==== Data for this task

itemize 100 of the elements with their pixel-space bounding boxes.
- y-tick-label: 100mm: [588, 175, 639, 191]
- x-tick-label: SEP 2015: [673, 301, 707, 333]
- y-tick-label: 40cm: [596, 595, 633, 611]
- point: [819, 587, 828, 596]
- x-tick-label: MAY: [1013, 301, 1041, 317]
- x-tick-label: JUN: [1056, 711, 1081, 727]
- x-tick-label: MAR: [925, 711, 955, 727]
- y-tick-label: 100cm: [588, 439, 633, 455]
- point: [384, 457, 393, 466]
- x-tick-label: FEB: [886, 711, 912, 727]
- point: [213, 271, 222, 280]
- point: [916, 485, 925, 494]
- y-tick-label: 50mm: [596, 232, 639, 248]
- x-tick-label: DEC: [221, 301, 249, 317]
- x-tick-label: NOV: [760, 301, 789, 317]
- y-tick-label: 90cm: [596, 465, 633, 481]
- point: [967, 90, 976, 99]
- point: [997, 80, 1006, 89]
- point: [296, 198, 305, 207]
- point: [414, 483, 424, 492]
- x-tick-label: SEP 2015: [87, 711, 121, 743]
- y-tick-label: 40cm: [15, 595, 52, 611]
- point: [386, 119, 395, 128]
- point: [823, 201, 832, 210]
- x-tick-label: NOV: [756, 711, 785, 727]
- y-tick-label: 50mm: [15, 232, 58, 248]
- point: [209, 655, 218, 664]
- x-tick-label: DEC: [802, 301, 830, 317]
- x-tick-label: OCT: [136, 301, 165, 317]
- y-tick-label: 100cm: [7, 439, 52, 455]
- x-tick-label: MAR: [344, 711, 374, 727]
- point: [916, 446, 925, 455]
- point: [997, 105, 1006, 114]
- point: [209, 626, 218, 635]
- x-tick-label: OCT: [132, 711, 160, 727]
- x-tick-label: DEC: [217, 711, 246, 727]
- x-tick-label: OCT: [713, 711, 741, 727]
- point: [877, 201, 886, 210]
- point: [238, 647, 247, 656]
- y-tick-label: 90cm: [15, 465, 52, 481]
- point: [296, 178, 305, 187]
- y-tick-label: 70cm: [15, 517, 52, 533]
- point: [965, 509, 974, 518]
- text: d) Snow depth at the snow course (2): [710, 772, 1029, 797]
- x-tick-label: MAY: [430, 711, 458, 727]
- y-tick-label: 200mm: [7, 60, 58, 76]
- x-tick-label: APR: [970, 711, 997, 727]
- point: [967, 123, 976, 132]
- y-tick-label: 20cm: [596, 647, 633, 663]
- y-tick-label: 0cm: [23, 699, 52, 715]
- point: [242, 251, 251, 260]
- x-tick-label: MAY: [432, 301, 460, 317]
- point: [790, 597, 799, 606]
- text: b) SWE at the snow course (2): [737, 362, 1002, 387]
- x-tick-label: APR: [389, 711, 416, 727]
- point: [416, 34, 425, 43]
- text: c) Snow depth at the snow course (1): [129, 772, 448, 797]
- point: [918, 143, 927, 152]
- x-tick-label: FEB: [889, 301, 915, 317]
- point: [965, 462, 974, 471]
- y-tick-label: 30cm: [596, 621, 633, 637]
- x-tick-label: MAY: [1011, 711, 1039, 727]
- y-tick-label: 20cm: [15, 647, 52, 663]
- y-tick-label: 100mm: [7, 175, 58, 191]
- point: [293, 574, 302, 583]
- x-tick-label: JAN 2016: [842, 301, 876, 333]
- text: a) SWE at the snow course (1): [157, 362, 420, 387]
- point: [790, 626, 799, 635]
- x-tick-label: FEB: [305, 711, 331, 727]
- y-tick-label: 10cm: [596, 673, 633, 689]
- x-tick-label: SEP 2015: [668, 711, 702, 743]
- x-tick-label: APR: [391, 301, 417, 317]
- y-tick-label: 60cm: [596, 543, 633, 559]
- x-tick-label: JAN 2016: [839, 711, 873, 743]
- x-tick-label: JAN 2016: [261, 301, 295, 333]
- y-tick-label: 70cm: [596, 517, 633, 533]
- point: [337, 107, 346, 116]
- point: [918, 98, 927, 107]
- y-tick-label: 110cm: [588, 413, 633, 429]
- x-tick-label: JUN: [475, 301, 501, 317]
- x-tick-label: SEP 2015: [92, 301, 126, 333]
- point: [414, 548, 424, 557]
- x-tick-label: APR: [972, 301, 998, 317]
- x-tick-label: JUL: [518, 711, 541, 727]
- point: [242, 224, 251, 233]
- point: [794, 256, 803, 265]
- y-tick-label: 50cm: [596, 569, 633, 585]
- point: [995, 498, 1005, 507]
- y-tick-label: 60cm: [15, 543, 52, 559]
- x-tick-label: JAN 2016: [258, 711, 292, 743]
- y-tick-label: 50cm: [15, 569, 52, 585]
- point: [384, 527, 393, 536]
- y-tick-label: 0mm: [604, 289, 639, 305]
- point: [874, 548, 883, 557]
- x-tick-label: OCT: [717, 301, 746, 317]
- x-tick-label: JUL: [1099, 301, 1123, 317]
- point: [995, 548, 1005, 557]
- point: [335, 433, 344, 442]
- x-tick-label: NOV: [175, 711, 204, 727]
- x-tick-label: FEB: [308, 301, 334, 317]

========

- Given request -
Please reproduce the stretch from the start of the records through the line containing "- point: [384, 457, 393, 466]", replacing "MAY" with "APR" and leaving everything else unchanged.

- Complete output -
itemize 100 of the elements with their pixel-space bounding boxes.
- y-tick-label: 100mm: [588, 175, 639, 191]
- x-tick-label: SEP 2015: [673, 301, 707, 333]
- y-tick-label: 40cm: [596, 595, 633, 611]
- point: [819, 587, 828, 596]
- x-tick-label: APR: [1013, 301, 1041, 317]
- x-tick-label: JUN: [1056, 711, 1081, 727]
- x-tick-label: MAR: [925, 711, 955, 727]
- y-tick-label: 100cm: [588, 439, 633, 455]
- point: [384, 457, 393, 466]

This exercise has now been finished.